Data items

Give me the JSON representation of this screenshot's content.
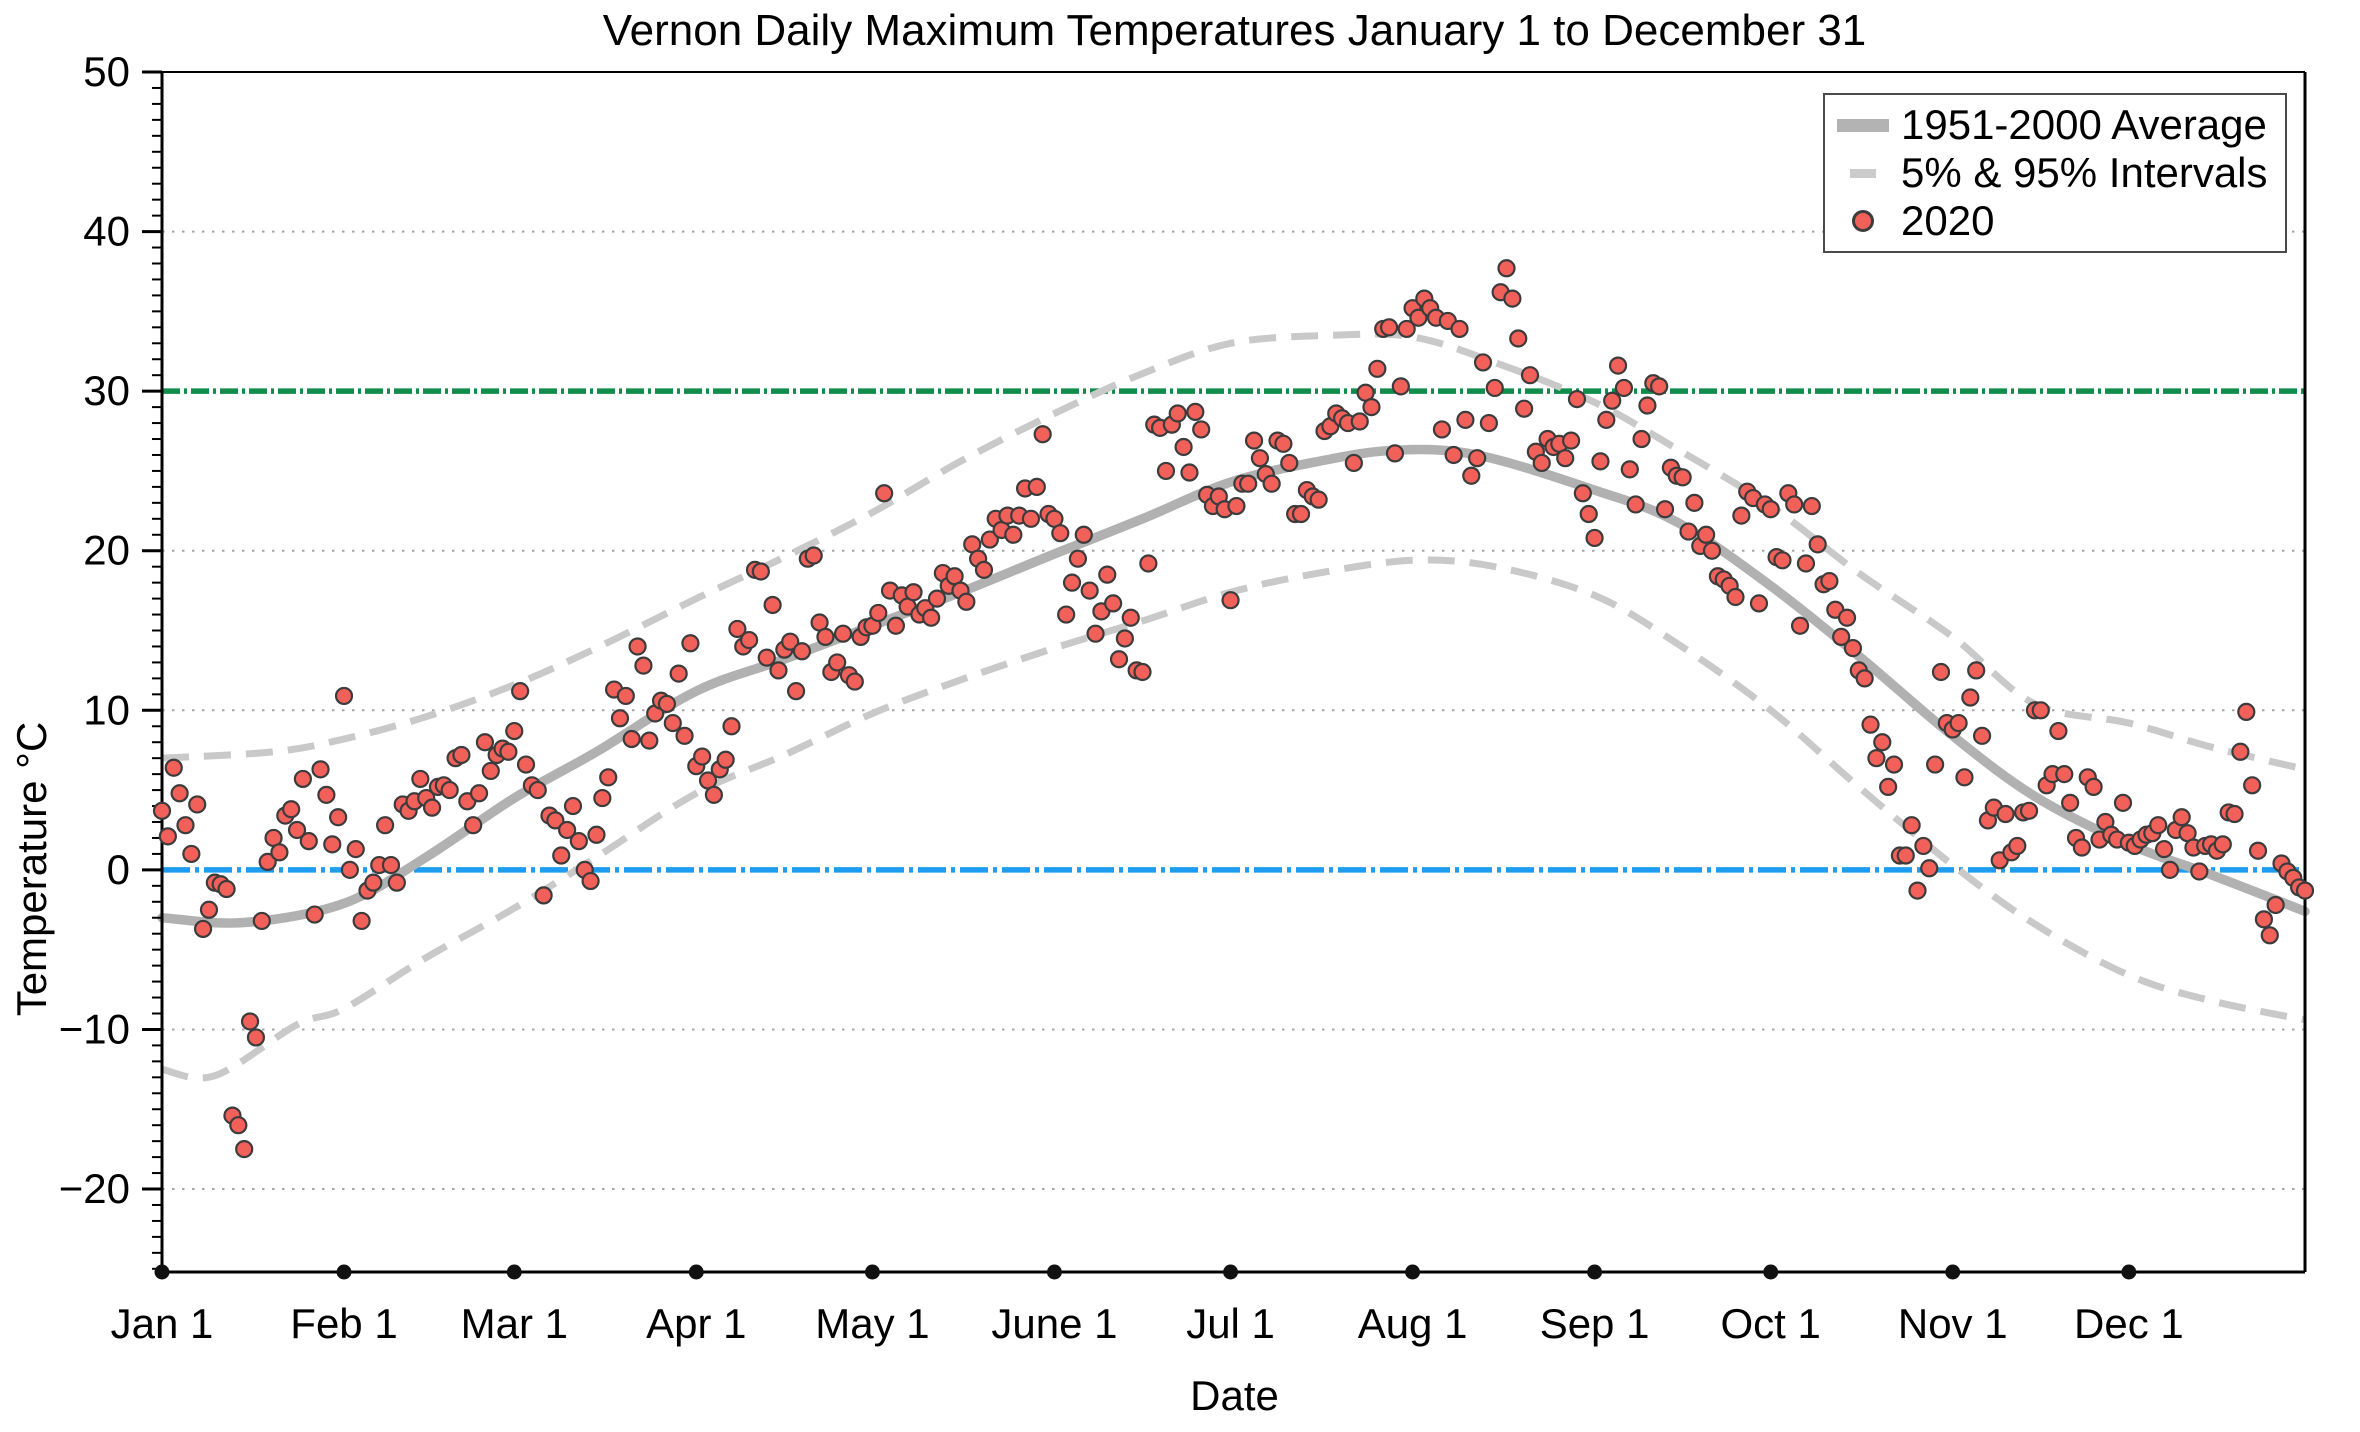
{
  "chart_data": {
    "type": "scatter",
    "title": "Vernon Daily Maximum Temperatures January 1 to December 31",
    "xlabel": "Date",
    "ylabel": "Temperature °C",
    "ylim": [
      -25.2,
      50
    ],
    "xlim_days": [
      1,
      366
    ],
    "grid": "dotted horizontal lines at labeled ticks",
    "grid_y_dotted": [
      40,
      20,
      10,
      -10,
      -20
    ],
    "yticks": [
      {
        "value": 50,
        "label": "50"
      },
      {
        "value": 40,
        "label": "40"
      },
      {
        "value": 30,
        "label": "30"
      },
      {
        "value": 20,
        "label": "20"
      },
      {
        "value": 10,
        "label": "10"
      },
      {
        "value": 0,
        "label": "0"
      },
      {
        "value": -10,
        "label": "−10"
      },
      {
        "value": -20,
        "label": "−20"
      }
    ],
    "xticks": [
      {
        "day": 1,
        "label": "Jan 1"
      },
      {
        "day": 32,
        "label": "Feb 1"
      },
      {
        "day": 61,
        "label": "Mar 1"
      },
      {
        "day": 92,
        "label": "Apr 1"
      },
      {
        "day": 122,
        "label": "May 1"
      },
      {
        "day": 153,
        "label": "June 1"
      },
      {
        "day": 183,
        "label": "Jul 1"
      },
      {
        "day": 214,
        "label": "Aug 1"
      },
      {
        "day": 245,
        "label": "Sep 1"
      },
      {
        "day": 275,
        "label": "Oct 1"
      },
      {
        "day": 306,
        "label": "Nov 1"
      },
      {
        "day": 336,
        "label": "Dec 1"
      }
    ],
    "reference_lines": [
      {
        "name": "freezing-line",
        "value": 0,
        "color": "#1e9cf0",
        "style": "dash-dot"
      },
      {
        "name": "thirty-degree-line",
        "value": 30,
        "color": "#108c4b",
        "style": "dash-dot-dash"
      }
    ],
    "legend": {
      "position": "top-right",
      "items": [
        {
          "label": "1951-2000 Average",
          "marker": "thick-gray-line",
          "color": "#b3b3b3"
        },
        {
          "label": "5% & 95% Intervals",
          "marker": "gray-dashed-line",
          "color": "#cbcbcb"
        },
        {
          "label": "2020",
          "marker": "red-dot",
          "color": "#f2605a"
        }
      ]
    },
    "series": [
      {
        "name": "1951-2000 Average",
        "type": "smooth-line",
        "color": "#b1b1b1",
        "width": 9.5,
        "points_day_temp": [
          [
            1,
            -3.0
          ],
          [
            15,
            -3.3
          ],
          [
            32,
            -2.1
          ],
          [
            46,
            0.8
          ],
          [
            61,
            4.5
          ],
          [
            75,
            7.4
          ],
          [
            92,
            11.2
          ],
          [
            107,
            13.2
          ],
          [
            122,
            15.3
          ],
          [
            137,
            17.4
          ],
          [
            153,
            19.8
          ],
          [
            168,
            22.0
          ],
          [
            183,
            24.3
          ],
          [
            198,
            25.6
          ],
          [
            211,
            26.3
          ],
          [
            225,
            26.0
          ],
          [
            245,
            23.8
          ],
          [
            259,
            21.8
          ],
          [
            275,
            17.8
          ],
          [
            290,
            13.4
          ],
          [
            306,
            8.4
          ],
          [
            320,
            4.6
          ],
          [
            336,
            1.6
          ],
          [
            350,
            -0.3
          ],
          [
            366,
            -2.6
          ]
        ]
      },
      {
        "name": "95% Interval",
        "type": "smooth-dashed-line",
        "color": "#c9c9c9",
        "width": 7,
        "points_day_temp": [
          [
            1,
            7.0
          ],
          [
            20,
            7.4
          ],
          [
            32,
            8.2
          ],
          [
            46,
            9.6
          ],
          [
            61,
            11.6
          ],
          [
            75,
            13.9
          ],
          [
            92,
            17.0
          ],
          [
            107,
            19.6
          ],
          [
            122,
            22.4
          ],
          [
            137,
            25.6
          ],
          [
            153,
            28.6
          ],
          [
            168,
            31.1
          ],
          [
            183,
            33.0
          ],
          [
            200,
            33.5
          ],
          [
            214,
            33.4
          ],
          [
            228,
            31.8
          ],
          [
            245,
            29.3
          ],
          [
            258,
            26.6
          ],
          [
            275,
            22.8
          ],
          [
            290,
            18.6
          ],
          [
            306,
            14.6
          ],
          [
            320,
            10.4
          ],
          [
            336,
            9.2
          ],
          [
            350,
            7.7
          ],
          [
            366,
            6.3
          ]
        ]
      },
      {
        "name": "5% Interval",
        "type": "smooth-dashed-line",
        "color": "#c9c9c9",
        "width": 7,
        "points_day_temp": [
          [
            1,
            -12.5
          ],
          [
            10,
            -12.9
          ],
          [
            24,
            -9.7
          ],
          [
            32,
            -8.7
          ],
          [
            46,
            -5.5
          ],
          [
            61,
            -2.4
          ],
          [
            75,
            0.8
          ],
          [
            92,
            4.8
          ],
          [
            107,
            7.2
          ],
          [
            122,
            9.8
          ],
          [
            137,
            11.9
          ],
          [
            153,
            13.9
          ],
          [
            168,
            15.6
          ],
          [
            183,
            17.4
          ],
          [
            198,
            18.6
          ],
          [
            214,
            19.4
          ],
          [
            228,
            19.0
          ],
          [
            245,
            17.2
          ],
          [
            259,
            14.2
          ],
          [
            275,
            10.0
          ],
          [
            290,
            5.2
          ],
          [
            306,
            0.3
          ],
          [
            320,
            -3.4
          ],
          [
            336,
            -6.6
          ],
          [
            350,
            -8.2
          ],
          [
            366,
            -9.4
          ]
        ]
      },
      {
        "name": "2020",
        "type": "scatter",
        "color": "#f2605a",
        "edge_color": "#3c3c3c",
        "marker_radius": 8,
        "daily_max_temps_c": [
          3.7,
          2.1,
          6.4,
          4.8,
          2.8,
          1.0,
          4.1,
          -3.7,
          -2.5,
          -0.8,
          -0.9,
          -1.2,
          -15.4,
          -16.0,
          -17.5,
          -9.5,
          -10.5,
          -3.2,
          0.5,
          2.0,
          1.1,
          3.4,
          3.8,
          2.5,
          5.7,
          1.8,
          -2.8,
          6.3,
          4.7,
          1.6,
          3.3,
          10.9,
          0.0,
          1.3,
          -3.2,
          -1.3,
          -0.8,
          0.3,
          2.8,
          0.3,
          -0.8,
          4.1,
          3.7,
          4.3,
          5.7,
          4.5,
          3.9,
          5.2,
          5.3,
          5.0,
          7.0,
          7.2,
          4.3,
          2.8,
          4.8,
          8.0,
          6.2,
          7.2,
          7.6,
          7.4,
          8.7,
          11.2,
          6.6,
          5.3,
          5.0,
          -1.6,
          3.4,
          3.1,
          0.9,
          2.5,
          4.0,
          1.8,
          0.0,
          -0.7,
          2.2,
          4.5,
          5.8,
          11.3,
          9.5,
          10.9,
          8.2,
          14.0,
          12.8,
          8.1,
          9.8,
          10.6,
          10.4,
          9.2,
          12.3,
          8.4,
          14.2,
          6.5,
          7.1,
          5.6,
          4.7,
          6.3,
          6.9,
          9.0,
          15.1,
          14.0,
          14.4,
          18.8,
          18.7,
          13.3,
          16.6,
          12.5,
          13.8,
          14.3,
          11.2,
          13.7,
          19.5,
          19.7,
          15.5,
          14.6,
          12.4,
          13.0,
          14.8,
          12.2,
          11.8,
          14.6,
          15.2,
          15.3,
          16.1,
          23.6,
          17.5,
          15.3,
          17.2,
          16.5,
          17.4,
          16.0,
          16.4,
          15.8,
          17.0,
          18.6,
          17.8,
          18.4,
          17.5,
          16.8,
          20.4,
          19.5,
          18.8,
          20.7,
          22.0,
          21.3,
          22.2,
          21.0,
          22.2,
          23.9,
          22.0,
          24.0,
          27.3,
          22.3,
          22.0,
          21.1,
          16.0,
          18.0,
          19.5,
          21.0,
          17.5,
          14.8,
          16.2,
          18.5,
          16.7,
          13.2,
          14.5,
          15.8,
          12.5,
          12.4,
          19.2,
          27.9,
          27.7,
          25.0,
          27.9,
          28.6,
          26.5,
          24.9,
          28.7,
          27.6,
          23.5,
          22.8,
          23.4,
          22.6,
          16.9,
          22.8,
          24.2,
          24.2,
          26.9,
          25.8,
          24.8,
          24.2,
          26.9,
          26.7,
          25.5,
          22.3,
          22.3,
          23.8,
          23.4,
          23.2,
          27.5,
          27.8,
          28.6,
          28.3,
          28.0,
          25.5,
          28.1,
          29.9,
          29.0,
          31.4,
          33.9,
          34.0,
          26.1,
          30.3,
          33.9,
          35.2,
          34.6,
          35.8,
          35.2,
          34.6,
          27.6,
          34.4,
          26.0,
          33.9,
          28.2,
          24.7,
          25.8,
          31.8,
          28.0,
          30.2,
          36.2,
          37.7,
          35.8,
          33.3,
          28.9,
          31.0,
          26.2,
          25.5,
          27.0,
          26.5,
          26.7,
          25.8,
          26.9,
          29.5,
          23.6,
          22.3,
          20.8,
          25.6,
          28.2,
          29.4,
          31.6,
          30.2,
          25.1,
          22.9,
          27.0,
          29.1,
          30.5,
          30.3,
          22.6,
          25.2,
          24.7,
          24.6,
          21.2,
          23.0,
          20.3,
          21.0,
          20.0,
          18.4,
          18.2,
          17.8,
          17.1,
          22.2,
          23.7,
          23.3,
          16.7,
          22.9,
          22.6,
          19.6,
          19.4,
          23.6,
          22.9,
          15.3,
          19.2,
          22.8,
          20.4,
          17.9,
          18.1,
          16.3,
          14.6,
          15.8,
          13.9,
          12.5,
          12.0,
          9.1,
          7.0,
          8.0,
          5.2,
          6.6,
          0.9,
          0.9,
          2.8,
          -1.3,
          1.5,
          0.1,
          6.6,
          12.4,
          9.2,
          8.8,
          9.2,
          5.8,
          10.8,
          12.5,
          8.4,
          3.1,
          3.9,
          0.6,
          3.5,
          1.1,
          1.5,
          3.6,
          3.7,
          10.0,
          10.0,
          5.3,
          6.0,
          8.7,
          6.0,
          4.2,
          2.0,
          1.4,
          5.8,
          5.2,
          1.9,
          3.0,
          2.2,
          1.9,
          4.2,
          1.7,
          1.5,
          1.9,
          2.2,
          2.3,
          2.8,
          1.3,
          0.0,
          2.5,
          3.3,
          2.3,
          1.4,
          -0.1,
          1.5,
          1.6,
          1.2,
          1.6,
          3.6,
          3.5,
          7.4,
          9.9,
          5.3,
          1.2,
          -3.1,
          -4.1,
          -2.2,
          0.4,
          -0.1,
          -0.5,
          -1.1,
          -1.3
        ]
      }
    ]
  }
}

Written request:
Pick out, from the lines above, every one that contains the string "value".

Task output:
        "value": 50,
        "value": 40,
        "value": 30,
        "value": 20,
        "value": 10,
        "value": 0,
        "value": -10,
        "value": -20,
        "value": 0,
        "value": 30,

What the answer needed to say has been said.